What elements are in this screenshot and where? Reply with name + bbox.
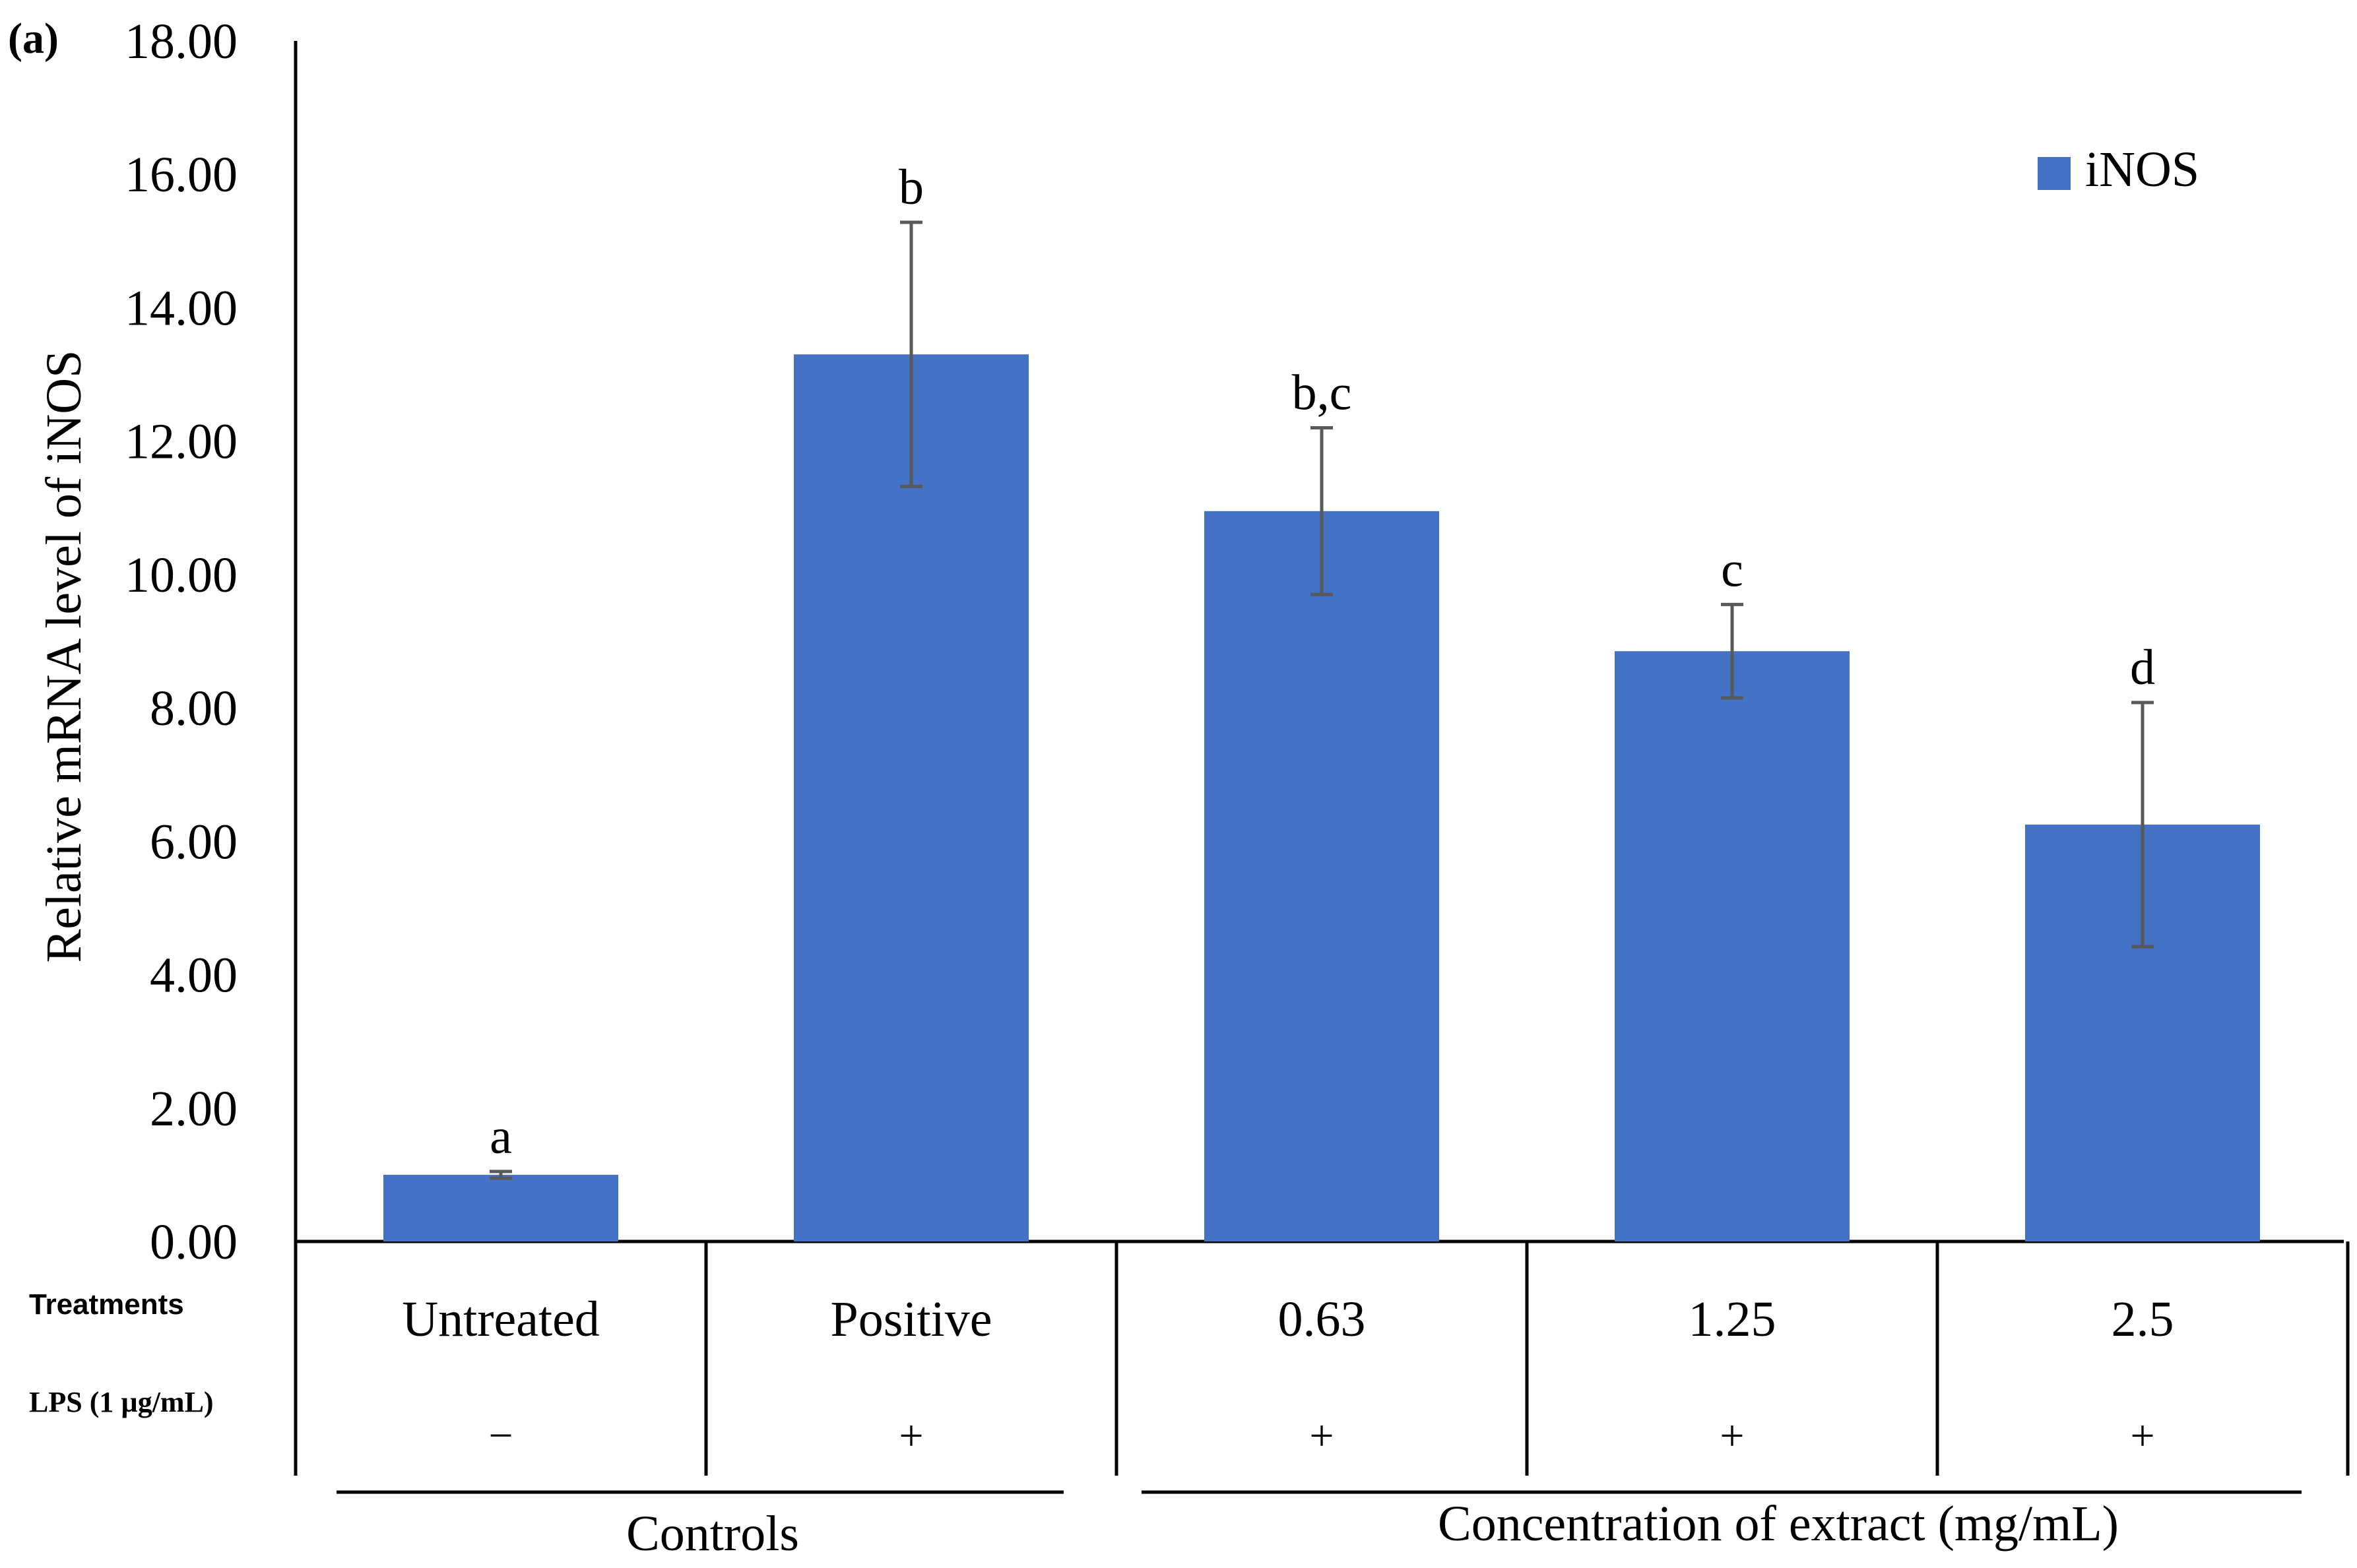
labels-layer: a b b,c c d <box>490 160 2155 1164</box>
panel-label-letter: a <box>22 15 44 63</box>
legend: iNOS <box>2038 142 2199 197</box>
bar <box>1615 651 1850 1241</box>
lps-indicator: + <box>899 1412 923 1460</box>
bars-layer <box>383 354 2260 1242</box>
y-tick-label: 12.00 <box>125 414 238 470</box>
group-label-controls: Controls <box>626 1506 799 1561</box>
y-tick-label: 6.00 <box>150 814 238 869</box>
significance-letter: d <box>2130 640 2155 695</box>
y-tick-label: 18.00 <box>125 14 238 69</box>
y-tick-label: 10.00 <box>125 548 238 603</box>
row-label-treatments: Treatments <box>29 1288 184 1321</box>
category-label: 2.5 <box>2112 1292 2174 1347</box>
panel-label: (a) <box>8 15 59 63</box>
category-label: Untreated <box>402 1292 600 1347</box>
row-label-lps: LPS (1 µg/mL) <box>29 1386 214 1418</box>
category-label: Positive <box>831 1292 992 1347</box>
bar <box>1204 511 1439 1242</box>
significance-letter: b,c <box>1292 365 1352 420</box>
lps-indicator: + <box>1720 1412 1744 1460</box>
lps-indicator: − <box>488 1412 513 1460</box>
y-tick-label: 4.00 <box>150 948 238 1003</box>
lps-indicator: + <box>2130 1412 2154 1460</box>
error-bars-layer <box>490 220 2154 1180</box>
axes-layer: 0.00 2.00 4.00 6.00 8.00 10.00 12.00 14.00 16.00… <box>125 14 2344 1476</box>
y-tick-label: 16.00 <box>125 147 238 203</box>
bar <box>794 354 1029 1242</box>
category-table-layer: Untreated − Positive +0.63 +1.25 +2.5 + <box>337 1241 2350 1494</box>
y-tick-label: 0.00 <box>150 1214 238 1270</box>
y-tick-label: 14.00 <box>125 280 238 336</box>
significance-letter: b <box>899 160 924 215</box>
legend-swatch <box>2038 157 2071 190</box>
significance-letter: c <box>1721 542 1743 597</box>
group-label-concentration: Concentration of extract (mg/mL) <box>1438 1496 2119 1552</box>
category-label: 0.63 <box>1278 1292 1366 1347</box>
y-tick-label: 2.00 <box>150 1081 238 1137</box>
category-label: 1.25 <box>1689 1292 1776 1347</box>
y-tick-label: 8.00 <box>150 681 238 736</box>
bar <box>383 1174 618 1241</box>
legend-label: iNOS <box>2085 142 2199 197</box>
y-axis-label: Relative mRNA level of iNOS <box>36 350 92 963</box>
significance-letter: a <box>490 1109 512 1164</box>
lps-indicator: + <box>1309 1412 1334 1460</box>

---

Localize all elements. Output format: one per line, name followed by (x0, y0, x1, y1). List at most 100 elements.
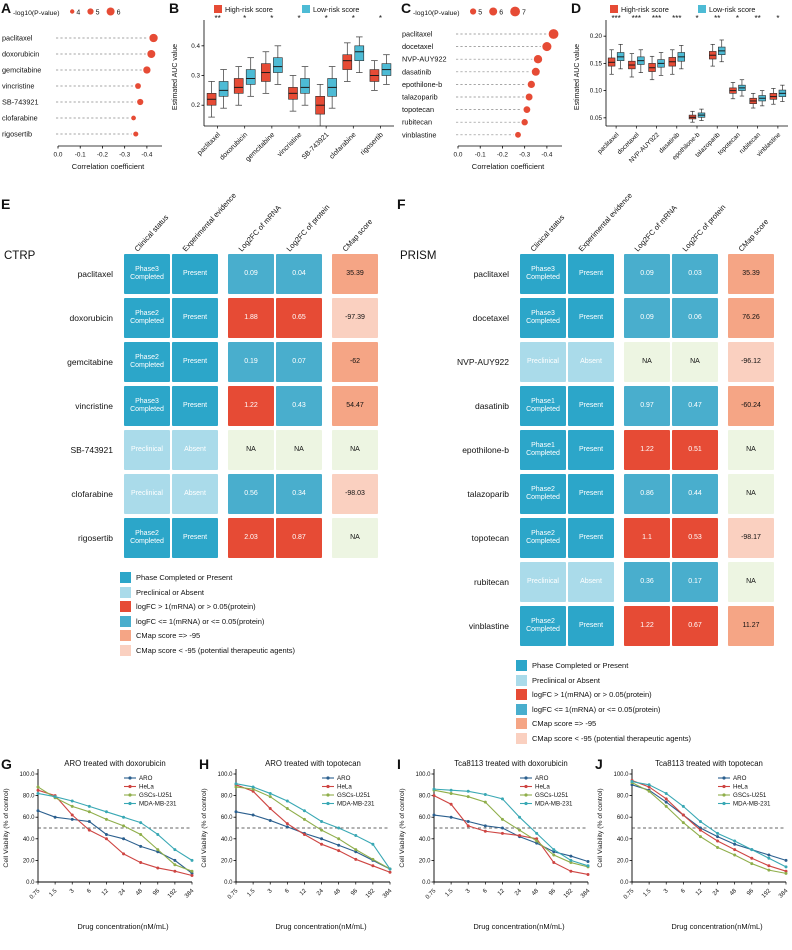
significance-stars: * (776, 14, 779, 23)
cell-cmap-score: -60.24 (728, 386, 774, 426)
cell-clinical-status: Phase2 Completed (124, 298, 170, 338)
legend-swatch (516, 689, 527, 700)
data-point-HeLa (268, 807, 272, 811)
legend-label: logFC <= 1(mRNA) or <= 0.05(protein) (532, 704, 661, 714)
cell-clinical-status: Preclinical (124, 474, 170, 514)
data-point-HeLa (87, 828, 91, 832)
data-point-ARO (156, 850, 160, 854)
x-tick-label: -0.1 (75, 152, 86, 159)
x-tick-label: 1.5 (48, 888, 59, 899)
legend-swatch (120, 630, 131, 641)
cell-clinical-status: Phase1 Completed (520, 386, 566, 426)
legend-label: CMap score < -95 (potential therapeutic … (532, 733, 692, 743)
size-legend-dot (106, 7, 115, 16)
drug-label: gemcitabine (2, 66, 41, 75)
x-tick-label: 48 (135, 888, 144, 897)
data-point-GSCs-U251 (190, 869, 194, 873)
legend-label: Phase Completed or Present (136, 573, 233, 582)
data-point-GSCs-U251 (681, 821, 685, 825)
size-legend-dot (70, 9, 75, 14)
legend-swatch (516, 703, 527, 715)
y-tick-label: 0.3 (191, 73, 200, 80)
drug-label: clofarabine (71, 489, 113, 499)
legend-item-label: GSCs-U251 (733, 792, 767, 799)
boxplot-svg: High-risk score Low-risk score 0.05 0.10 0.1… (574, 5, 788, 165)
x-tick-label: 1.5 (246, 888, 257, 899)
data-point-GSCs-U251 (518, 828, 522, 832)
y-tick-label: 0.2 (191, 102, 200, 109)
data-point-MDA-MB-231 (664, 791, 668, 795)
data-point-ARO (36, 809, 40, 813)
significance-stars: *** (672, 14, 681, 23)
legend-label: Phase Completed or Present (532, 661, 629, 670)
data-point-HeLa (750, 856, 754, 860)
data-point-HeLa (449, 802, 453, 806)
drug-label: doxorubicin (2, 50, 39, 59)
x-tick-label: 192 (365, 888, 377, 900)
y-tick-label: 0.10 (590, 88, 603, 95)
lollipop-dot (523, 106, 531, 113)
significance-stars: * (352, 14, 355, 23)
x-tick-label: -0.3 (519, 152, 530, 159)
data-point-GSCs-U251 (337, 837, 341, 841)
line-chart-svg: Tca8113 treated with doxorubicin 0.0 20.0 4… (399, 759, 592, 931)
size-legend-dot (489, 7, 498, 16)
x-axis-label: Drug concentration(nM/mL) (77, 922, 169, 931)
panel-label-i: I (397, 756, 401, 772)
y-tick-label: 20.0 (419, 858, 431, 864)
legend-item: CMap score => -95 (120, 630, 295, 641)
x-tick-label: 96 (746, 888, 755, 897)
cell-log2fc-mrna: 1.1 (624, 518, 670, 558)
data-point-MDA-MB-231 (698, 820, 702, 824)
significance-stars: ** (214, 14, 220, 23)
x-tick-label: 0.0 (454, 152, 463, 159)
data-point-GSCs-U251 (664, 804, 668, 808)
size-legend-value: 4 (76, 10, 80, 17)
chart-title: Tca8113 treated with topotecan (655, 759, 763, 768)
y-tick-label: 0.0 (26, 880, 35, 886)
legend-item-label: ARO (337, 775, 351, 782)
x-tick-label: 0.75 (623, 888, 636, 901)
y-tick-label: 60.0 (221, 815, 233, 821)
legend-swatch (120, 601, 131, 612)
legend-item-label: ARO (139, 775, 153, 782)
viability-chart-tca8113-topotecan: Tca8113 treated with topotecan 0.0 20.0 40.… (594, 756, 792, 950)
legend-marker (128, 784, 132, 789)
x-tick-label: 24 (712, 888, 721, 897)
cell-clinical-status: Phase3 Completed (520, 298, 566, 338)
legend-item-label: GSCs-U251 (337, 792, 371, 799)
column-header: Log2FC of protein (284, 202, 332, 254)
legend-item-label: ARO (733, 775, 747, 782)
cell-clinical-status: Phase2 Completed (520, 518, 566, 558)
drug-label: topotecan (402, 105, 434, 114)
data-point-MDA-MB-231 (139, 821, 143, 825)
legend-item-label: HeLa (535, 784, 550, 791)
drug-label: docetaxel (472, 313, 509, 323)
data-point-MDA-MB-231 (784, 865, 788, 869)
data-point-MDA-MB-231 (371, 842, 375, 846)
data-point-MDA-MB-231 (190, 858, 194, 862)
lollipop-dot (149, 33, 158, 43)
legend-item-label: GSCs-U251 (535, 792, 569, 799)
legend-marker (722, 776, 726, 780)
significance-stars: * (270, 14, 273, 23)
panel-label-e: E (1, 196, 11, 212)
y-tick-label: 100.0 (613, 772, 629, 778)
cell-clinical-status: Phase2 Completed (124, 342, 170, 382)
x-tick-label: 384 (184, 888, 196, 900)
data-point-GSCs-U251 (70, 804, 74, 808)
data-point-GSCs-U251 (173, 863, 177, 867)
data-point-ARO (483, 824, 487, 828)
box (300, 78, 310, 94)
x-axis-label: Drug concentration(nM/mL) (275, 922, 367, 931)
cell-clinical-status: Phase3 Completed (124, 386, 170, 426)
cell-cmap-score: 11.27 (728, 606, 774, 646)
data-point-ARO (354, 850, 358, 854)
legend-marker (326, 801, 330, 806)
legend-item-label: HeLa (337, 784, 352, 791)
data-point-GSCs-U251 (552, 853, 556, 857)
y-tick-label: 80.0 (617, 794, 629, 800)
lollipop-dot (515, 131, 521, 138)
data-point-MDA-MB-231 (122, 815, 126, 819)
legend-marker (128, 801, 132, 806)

---

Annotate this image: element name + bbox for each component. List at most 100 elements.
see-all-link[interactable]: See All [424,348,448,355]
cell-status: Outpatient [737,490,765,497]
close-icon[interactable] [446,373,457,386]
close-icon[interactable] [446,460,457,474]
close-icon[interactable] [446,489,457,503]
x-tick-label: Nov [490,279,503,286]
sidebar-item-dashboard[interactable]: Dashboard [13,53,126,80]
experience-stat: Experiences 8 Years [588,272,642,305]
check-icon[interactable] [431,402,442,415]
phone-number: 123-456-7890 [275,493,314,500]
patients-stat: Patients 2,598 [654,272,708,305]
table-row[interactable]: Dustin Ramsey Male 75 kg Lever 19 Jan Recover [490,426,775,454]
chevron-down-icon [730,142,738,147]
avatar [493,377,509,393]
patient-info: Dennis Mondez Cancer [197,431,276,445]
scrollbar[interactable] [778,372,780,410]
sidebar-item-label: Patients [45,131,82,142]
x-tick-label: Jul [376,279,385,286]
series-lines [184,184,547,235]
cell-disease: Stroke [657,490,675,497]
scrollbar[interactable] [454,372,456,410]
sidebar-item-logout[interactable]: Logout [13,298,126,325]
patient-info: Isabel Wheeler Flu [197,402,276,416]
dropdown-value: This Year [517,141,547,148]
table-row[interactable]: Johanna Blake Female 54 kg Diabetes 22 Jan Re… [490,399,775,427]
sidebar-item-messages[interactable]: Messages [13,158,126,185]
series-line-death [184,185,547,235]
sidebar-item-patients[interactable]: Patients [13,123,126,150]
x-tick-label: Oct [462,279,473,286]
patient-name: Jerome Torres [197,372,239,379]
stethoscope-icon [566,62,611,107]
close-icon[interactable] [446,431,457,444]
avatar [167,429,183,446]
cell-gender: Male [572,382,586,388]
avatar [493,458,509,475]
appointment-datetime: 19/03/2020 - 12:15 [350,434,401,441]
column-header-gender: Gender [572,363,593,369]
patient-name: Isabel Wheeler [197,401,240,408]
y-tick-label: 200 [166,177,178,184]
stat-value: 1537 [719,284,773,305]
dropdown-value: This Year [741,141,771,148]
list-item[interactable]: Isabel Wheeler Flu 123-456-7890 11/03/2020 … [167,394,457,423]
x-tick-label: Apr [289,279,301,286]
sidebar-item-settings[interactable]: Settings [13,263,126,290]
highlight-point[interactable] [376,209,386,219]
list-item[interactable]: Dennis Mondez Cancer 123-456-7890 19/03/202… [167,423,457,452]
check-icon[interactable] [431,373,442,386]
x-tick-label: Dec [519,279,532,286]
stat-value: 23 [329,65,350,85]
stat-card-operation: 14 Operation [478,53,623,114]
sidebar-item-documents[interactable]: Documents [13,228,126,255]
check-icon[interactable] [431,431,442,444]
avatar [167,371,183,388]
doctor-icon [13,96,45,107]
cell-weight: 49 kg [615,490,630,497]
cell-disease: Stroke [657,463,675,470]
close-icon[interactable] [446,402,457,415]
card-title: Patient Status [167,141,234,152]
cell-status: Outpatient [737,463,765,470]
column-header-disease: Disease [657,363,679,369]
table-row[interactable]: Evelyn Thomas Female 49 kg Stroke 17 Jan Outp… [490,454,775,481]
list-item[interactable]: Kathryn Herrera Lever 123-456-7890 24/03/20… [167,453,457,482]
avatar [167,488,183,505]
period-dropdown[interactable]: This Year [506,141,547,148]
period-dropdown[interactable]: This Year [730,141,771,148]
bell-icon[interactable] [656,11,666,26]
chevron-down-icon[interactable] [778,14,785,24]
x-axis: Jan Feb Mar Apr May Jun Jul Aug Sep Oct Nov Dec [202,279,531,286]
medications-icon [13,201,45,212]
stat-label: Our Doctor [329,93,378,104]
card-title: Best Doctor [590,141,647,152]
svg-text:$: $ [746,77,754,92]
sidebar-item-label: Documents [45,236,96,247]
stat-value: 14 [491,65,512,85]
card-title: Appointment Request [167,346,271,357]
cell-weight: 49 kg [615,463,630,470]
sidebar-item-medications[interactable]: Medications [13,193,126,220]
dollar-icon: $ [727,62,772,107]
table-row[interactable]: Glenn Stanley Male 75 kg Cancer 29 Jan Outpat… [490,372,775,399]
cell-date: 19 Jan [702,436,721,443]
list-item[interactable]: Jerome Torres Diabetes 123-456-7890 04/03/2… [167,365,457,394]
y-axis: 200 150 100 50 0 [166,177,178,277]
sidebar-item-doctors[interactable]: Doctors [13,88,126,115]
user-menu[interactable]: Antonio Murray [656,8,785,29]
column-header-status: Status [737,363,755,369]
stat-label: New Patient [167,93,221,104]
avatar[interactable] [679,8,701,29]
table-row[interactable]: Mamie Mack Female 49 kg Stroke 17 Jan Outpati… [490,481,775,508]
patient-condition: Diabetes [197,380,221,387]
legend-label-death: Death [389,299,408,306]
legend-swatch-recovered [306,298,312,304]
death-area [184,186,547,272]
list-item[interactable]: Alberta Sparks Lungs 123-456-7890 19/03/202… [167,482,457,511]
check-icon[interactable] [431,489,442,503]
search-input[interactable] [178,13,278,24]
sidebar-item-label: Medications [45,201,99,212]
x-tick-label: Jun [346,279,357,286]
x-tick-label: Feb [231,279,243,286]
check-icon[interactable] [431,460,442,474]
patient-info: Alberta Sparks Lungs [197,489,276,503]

▶ EXERCISE GOAL
Check every line of the records, and copy the ones that hold the word "lollipop".

▶ WORKED SOLUTION
lollipop-dot (523, 106, 531, 113)
lollipop-dot (149, 33, 158, 43)
lollipop-dot (515, 131, 521, 138)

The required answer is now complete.